Element-and-box listings
..........

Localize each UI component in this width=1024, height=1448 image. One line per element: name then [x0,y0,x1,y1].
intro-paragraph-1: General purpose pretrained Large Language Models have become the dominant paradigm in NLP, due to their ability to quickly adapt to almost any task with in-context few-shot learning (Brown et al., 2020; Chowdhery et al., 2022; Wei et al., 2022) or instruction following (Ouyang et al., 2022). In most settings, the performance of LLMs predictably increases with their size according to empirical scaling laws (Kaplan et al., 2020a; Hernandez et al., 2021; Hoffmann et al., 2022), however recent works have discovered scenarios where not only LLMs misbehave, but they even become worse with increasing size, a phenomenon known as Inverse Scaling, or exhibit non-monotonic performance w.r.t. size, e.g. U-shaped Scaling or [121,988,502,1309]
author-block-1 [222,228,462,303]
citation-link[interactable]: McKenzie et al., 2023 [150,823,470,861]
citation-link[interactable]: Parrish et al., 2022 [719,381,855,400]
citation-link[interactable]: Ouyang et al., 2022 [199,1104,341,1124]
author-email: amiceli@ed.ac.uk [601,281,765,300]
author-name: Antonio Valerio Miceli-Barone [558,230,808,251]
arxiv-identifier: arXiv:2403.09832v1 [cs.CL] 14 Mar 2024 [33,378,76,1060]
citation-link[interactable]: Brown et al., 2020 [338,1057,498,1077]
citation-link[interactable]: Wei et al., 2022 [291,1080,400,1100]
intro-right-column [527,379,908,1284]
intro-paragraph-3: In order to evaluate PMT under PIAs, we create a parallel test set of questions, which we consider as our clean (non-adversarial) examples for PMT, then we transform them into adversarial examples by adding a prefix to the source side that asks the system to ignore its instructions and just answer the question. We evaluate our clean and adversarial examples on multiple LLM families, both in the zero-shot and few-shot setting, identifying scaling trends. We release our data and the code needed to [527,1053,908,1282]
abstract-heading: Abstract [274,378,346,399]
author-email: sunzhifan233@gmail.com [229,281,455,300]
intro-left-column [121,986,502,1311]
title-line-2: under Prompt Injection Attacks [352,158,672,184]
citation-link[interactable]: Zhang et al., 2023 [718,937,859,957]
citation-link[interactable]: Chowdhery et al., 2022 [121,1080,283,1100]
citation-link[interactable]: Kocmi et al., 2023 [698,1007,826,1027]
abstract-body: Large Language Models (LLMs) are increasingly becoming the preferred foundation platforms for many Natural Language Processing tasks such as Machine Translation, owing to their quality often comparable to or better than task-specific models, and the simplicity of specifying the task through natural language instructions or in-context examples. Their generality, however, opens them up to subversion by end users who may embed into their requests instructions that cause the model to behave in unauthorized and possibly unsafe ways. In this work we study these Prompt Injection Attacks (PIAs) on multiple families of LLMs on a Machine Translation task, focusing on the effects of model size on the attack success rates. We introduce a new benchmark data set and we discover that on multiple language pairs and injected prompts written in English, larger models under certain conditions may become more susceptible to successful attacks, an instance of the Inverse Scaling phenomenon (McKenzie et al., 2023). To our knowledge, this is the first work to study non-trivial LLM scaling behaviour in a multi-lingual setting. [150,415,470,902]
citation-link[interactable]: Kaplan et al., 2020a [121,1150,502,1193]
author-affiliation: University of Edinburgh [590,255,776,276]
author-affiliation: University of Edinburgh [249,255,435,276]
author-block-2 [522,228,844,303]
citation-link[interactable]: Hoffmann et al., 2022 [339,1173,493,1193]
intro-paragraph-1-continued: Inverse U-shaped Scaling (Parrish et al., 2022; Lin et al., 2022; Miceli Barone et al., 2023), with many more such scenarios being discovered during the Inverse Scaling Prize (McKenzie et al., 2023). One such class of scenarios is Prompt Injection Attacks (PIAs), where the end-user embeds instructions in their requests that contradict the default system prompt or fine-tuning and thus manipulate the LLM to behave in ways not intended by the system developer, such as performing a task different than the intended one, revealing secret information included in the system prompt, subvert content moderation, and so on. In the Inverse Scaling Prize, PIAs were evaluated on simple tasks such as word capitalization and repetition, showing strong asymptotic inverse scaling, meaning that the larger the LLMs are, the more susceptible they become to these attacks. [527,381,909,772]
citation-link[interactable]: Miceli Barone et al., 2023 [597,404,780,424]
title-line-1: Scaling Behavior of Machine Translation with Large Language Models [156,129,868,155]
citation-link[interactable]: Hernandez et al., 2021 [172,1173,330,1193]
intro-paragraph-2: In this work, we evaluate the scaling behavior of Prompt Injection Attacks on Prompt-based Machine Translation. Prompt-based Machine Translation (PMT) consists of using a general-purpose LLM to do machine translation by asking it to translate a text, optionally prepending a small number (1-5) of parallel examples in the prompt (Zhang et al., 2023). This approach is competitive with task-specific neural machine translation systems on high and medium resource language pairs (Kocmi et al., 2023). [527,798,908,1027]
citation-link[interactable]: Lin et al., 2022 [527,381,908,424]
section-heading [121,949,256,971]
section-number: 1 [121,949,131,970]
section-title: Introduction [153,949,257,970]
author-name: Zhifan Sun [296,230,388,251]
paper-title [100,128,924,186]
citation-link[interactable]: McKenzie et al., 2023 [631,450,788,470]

..........

Reproduce every line of the listing above word for word, with no changes.

→ TASK OUTPUT:
Localize each UI component in this width=1024, height=1448 image. One line per element: name then [x0,y0,x1,y1].
intro-paragraph-1: General purpose pretrained Large Language Models have become the dominant paradigm in NLP, due to their ability to quickly adapt to almost any task with in-context few-shot learning (Brown et al., 2020; Chowdhery et al., 2022; Wei et al., 2022) or instruction following (Ouyang et al., 2022). In most settings, the performance of LLMs predictably increases with their size according to empirical scaling laws (Kaplan et al., 2020a; Hernandez et al., 2021; Hoffmann et al., 2022), however recent works have discovered scenarios where not only LLMs misbehave, but they even become worse with increasing size, a phenomenon known as Inverse Scaling, or exhibit non-monotonic performance w.r.t. size, e.g. U-shaped Scaling or [121,988,502,1309]
author-block-1 [222,228,462,303]
citation-link[interactable]: McKenzie et al., 2023 [150,823,470,861]
citation-link[interactable]: Parrish et al., 2022 [719,381,855,400]
citation-link[interactable]: Ouyang et al., 2022 [199,1104,341,1124]
author-email: amiceli@ed.ac.uk [601,281,765,300]
author-name: Antonio Valerio Miceli-Barone [558,230,808,251]
arxiv-identifier: arXiv:2403.09832v1 [cs.CL] 14 Mar 2024 [33,378,76,1060]
citation-link[interactable]: Brown et al., 2020 [338,1057,498,1077]
citation-link[interactable]: Wei et al., 2022 [291,1080,400,1100]
intro-right-column [527,379,908,1284]
intro-paragraph-3: In order to evaluate PMT under PIAs, we create a parallel test set of questions, which we consider as our clean (non-adversarial) examples for PMT, then we transform them into adversarial examples by adding a prefix to the source side that asks the system to ignore its instructions and just answer the question. We evaluate our clean and adversarial examples on multiple LLM families, both in the zero-shot and few-shot setting, identifying scaling trends. We release our data and the code needed to [527,1053,908,1282]
abstract-heading: Abstract [274,378,346,399]
author-email: sunzhifan233@gmail.com [229,281,455,300]
intro-left-column [121,986,502,1311]
title-line-2: under Prompt Injection Attacks [352,158,672,184]
citation-link[interactable]: Zhang et al., 2023 [718,937,859,957]
citation-link[interactable]: Chowdhery et al., 2022 [121,1080,283,1100]
citation-link[interactable]: Kocmi et al., 2023 [698,1007,826,1027]
abstract-body: Large Language Models (LLMs) are increasingly becoming the preferred foundation platforms for many Natural Language Processing tasks such as Machine Translation, owing to their quality often comparable to or better than task-specific models, and the simplicity of specifying the task through natural language instructions or in-context examples. Their generality, however, opens them up to subversion by end users who may embed into their requests instructions that cause the model to behave in unauthorized and possibly unsafe ways. In this work we study these Prompt Injection Attacks (PIAs) on multiple families of LLMs on a Machine Translation task, focusing on the effects of model size on the attack success rates. We introduce a new benchmark data set and we discover that on multiple language pairs and injected prompts written in English, larger models under certain conditions may become more susceptible to successful attacks, an instance of the Inverse Scaling phenomenon (McKenzie et al., 2023). To our knowledge, this is the first work to study non-trivial LLM scaling behaviour in a multi-lingual setting. [150,415,470,902]
citation-link[interactable]: Kaplan et al., 2020a [121,1150,502,1193]
author-affiliation: University of Edinburgh [590,255,776,276]
author-affiliation: University of Edinburgh [249,255,435,276]
author-block-2 [522,228,844,303]
citation-link[interactable]: Hoffmann et al., 2022 [339,1173,493,1193]
intro-paragraph-1-continued: Inverse U-shaped Scaling (Parrish et al., 2022; Lin et al., 2022; Miceli Barone et al., 2023), with many more such scenarios being discovered during the Inverse Scaling Prize (McKenzie et al., 2023). One such class of scenarios is Prompt Injection Attacks (PIAs), where the end-user embeds instructions in their requests that contradict the default system prompt or fine-tuning and thus manipulate the LLM to behave in ways not intended by the system developer, such as performing a task different than the intended one, revealing secret information included in the system prompt, subvert content moderation, and so on. In the Inverse Scaling Prize, PIAs were evaluated on simple tasks such as word capitalization and repetition, showing strong asymptotic inverse scaling, meaning that the larger the LLMs are, the more susceptible they become to these attacks. [527,381,909,772]
citation-link[interactable]: Miceli Barone et al., 2023 [597,404,780,424]
title-line-1: Scaling Behavior of Machine Translation with Large Language Models [156,129,868,155]
citation-link[interactable]: Hernandez et al., 2021 [172,1173,330,1193]
intro-paragraph-2: In this work, we evaluate the scaling behavior of Prompt Injection Attacks on Prompt-based Machine Translation. Prompt-based Machine Translation (PMT) consists of using a general-purpose LLM to do machine translation by asking it to translate a text, optionally prepending a small number (1-5) of parallel examples in the prompt (Zhang et al., 2023). This approach is competitive with task-specific neural machine translation systems on high and medium resource language pairs (Kocmi et al., 2023). [527,798,908,1027]
citation-link[interactable]: Lin et al., 2022 [527,381,908,424]
section-heading [121,949,256,971]
section-number: 1 [121,949,131,970]
section-title: Introduction [153,949,257,970]
author-name: Zhifan Sun [296,230,388,251]
paper-title [100,128,924,186]
citation-link[interactable]: McKenzie et al., 2023 [631,450,788,470]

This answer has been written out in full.